## [Records]
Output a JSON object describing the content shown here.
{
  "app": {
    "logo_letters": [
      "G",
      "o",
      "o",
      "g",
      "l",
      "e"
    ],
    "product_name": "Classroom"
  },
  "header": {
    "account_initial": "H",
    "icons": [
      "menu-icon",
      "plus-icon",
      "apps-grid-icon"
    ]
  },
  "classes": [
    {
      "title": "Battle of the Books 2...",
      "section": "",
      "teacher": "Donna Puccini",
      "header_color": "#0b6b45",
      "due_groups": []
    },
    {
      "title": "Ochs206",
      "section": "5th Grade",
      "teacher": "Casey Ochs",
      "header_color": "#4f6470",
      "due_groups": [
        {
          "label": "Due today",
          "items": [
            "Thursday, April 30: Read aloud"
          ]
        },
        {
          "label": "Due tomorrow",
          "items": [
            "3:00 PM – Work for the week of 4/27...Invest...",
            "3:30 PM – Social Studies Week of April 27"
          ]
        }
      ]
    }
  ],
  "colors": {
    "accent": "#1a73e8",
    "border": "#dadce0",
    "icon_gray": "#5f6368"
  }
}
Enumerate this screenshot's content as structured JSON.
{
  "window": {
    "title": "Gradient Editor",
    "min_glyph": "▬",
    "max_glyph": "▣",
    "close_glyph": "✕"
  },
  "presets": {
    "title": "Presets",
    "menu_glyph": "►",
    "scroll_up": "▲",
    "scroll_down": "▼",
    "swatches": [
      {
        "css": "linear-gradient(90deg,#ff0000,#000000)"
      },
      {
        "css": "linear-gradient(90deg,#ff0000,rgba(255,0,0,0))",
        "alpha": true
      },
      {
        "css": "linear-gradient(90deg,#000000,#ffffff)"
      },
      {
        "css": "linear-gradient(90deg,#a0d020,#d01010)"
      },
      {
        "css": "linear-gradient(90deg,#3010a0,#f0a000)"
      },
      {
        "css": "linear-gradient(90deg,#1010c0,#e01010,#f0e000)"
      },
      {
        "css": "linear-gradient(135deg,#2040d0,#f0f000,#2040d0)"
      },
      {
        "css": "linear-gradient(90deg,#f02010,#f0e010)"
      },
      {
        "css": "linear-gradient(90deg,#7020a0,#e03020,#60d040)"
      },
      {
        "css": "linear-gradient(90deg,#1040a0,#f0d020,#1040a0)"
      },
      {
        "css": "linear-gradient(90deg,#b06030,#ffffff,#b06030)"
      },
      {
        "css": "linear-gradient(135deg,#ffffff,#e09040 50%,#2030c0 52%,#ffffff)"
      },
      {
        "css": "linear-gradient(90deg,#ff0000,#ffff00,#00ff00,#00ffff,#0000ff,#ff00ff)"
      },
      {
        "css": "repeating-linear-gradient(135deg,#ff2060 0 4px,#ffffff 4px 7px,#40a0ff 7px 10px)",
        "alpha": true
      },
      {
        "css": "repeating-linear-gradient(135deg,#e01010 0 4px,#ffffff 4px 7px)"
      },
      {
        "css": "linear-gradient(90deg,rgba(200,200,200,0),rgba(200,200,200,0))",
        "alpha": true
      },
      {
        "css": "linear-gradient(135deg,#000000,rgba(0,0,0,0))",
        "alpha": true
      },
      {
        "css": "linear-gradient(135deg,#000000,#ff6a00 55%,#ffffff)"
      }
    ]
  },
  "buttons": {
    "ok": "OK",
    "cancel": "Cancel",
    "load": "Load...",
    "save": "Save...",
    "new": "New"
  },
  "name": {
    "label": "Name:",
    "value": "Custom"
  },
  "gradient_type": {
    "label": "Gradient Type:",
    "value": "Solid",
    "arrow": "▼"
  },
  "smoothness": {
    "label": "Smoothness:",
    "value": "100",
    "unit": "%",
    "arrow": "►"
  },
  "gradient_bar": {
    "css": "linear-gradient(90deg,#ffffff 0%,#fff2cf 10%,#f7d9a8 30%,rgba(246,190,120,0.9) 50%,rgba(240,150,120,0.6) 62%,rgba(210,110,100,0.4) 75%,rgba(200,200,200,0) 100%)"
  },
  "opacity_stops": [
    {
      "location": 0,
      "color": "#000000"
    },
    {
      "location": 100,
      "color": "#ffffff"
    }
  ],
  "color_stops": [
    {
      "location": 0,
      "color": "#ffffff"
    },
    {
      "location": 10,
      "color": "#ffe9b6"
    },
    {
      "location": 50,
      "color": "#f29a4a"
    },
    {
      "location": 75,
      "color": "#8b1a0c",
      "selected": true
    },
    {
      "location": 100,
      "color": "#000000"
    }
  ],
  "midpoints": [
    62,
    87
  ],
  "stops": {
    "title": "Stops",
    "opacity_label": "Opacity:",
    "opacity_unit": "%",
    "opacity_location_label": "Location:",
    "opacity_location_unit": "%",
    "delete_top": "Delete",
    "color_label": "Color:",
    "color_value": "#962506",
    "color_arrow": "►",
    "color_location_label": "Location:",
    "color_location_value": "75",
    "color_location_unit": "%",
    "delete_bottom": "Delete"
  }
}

## [Work to complete]
Copy every single line of the material above that holds "content".

## [Result of the exercise]
Output a JSON object describing the content shown here.
Enumerate this screenshot's content as structured JSON.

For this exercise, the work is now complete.